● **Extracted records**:

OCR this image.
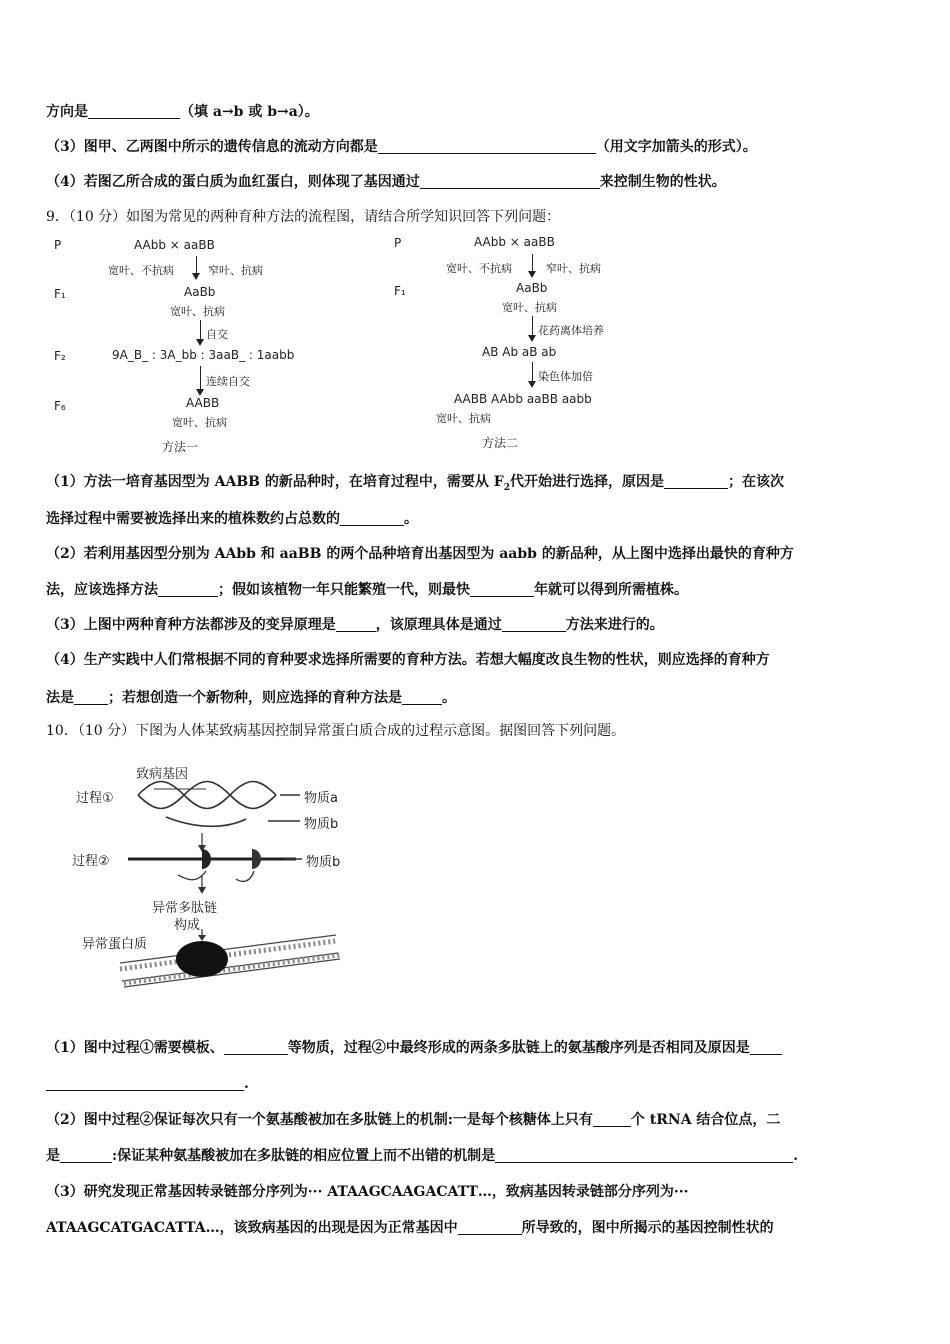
方向是	（填 a→b 或 b→a）。
（3）图甲、乙两图中所示的遗传信息的流动方向都是	（用文字加箭头的形式）。
（4）若图乙所合成的蛋白质为血红蛋白，则体现了基因通过	来控制生物的性状。
9．（10 分）如图为常见的两种育种方法的流程图，请结合所学知识回答下列问题：
P	AAbb × aaBB
宽叶、不抗病	窄叶、抗病
F₁	AaBb
宽叶、抗病
自交
F₂	9A_B_ : 3A_bb : 3aaB_ : 1aabb
连续自交
F₆	AABB
宽叶、抗病
方法一
P	AAbb × aaBB
宽叶、不抗病	窄叶、抗病
F₁	AaBb
宽叶、抗病
花药离体培养
AB Ab aB ab
染色体加倍
AABB AAbb aaBB aabb
宽叶、抗病
方法二
（1）方法一培育基因型为 AABB 的新品种时，在培育过程中，需要从 $F_2$代开始进行选择，原因是	；在该次
选择过程中需要被选择出来的植株数约占总数的	。
（2）若利用基因型分别为 AAbb 和 aaBB 的两个品种培育出基因型为 aabb 的新品种，从上图中选择出最快的育种方
法，应该选择方法	；假如该植物一年只能繁殖一代，则最快	年就可以得到所需植株。
（3）上图中两种育种方法都涉及的变异原理是	，该原理具体是通过	方法来进行的。
（4）生产实践中人们常根据不同的育种要求选择所需要的育种方法。若想大幅度改良生物的性状，则应选择的育种方
法是 ；若想创造一个新物种，则应选择的育种方法是	。
10．（10 分）下图为人体某致病基因控制异常蛋白质合成的过程示意图。据图回答下列问题。
致病基因
过程①	物质a
物质b
过程②	物质b
异常多肽链
构成
异常蛋白质
（1）图中过程①需要模板、	等物质，过程②中最终形成的两条多肽链上的氨基酸序列是否相同及原因是
.
（2）图中过程②保证每次只有一个氨基酸被加在多肽链上的机制:一是每个核糖体上只有	个 tRNA 结合位点，二
是	:保证某种氨基酸被加在多肽链的相应位置上而不出错的机制是	.
（3）研究发现正常基因转录链部分序列为··· ATAAGCAAGACATT…，致病基因转录链部分序列为···
ATAAGCATGACATTA…，该致病基因的出现是因为正常基因中	所导致的，图中所揭示的基因控制性状的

● **Written task**:
Repeat the records above exactly, omitting every picture.

● **Completed exercise**:
OCR this image.
方向是	（填 a→b 或 b→a）。
（3）图甲、乙两图中所示的遗传信息的流动方向都是	（用文字加箭头的形式）。
（4）若图乙所合成的蛋白质为血红蛋白，则体现了基因通过	来控制生物的性状。
9．（10 分）如图为常见的两种育种方法的流程图，请结合所学知识回答下列问题：
P	AAbb × aaBB
宽叶、不抗病	窄叶、抗病
F₁	AaBb
宽叶、抗病
自交
F₂	9A_B_ : 3A_bb : 3aaB_ : 1aabb
连续自交
F₆	AABB
宽叶、抗病
方法一
P	AAbb × aaBB
宽叶、不抗病	窄叶、抗病
F₁	AaBb
宽叶、抗病
花药离体培养
AB Ab aB ab
染色体加倍
AABB AAbb aaBB aabb
宽叶、抗病
方法二
（1）方法一培育基因型为 AABB 的新品种时，在培育过程中，需要从 $F_2$代开始进行选择，原因是	；在该次
选择过程中需要被选择出来的植株数约占总数的	。
（2）若利用基因型分别为 AAbb 和 aaBB 的两个品种培育出基因型为 aabb 的新品种，从上图中选择出最快的育种方
法，应该选择方法	；假如该植物一年只能繁殖一代，则最快	年就可以得到所需植株。
（3）上图中两种育种方法都涉及的变异原理是	，该原理具体是通过	方法来进行的。
（4）生产实践中人们常根据不同的育种要求选择所需要的育种方法。若想大幅度改良生物的性状，则应选择的育种方
法是 ；若想创造一个新物种，则应选择的育种方法是	。
10．（10 分）下图为人体某致病基因控制异常蛋白质合成的过程示意图。据图回答下列问题。
致病基因
过程①	物质a
物质b
过程②	物质b
异常多肽链
构成
异常蛋白质
（1）图中过程①需要模板、	等物质，过程②中最终形成的两条多肽链上的氨基酸序列是否相同及原因是
.
（2）图中过程②保证每次只有一个氨基酸被加在多肽链上的机制:一是每个核糖体上只有	个 tRNA 结合位点，二
是	:保证某种氨基酸被加在多肽链的相应位置上而不出错的机制是	.
（3）研究发现正常基因转录链部分序列为··· ATAAGCAAGACATT…，致病基因转录链部分序列为···
ATAAGCATGACATTA…，该致病基因的出现是因为正常基因中	所导致的，图中所揭示的基因控制性状的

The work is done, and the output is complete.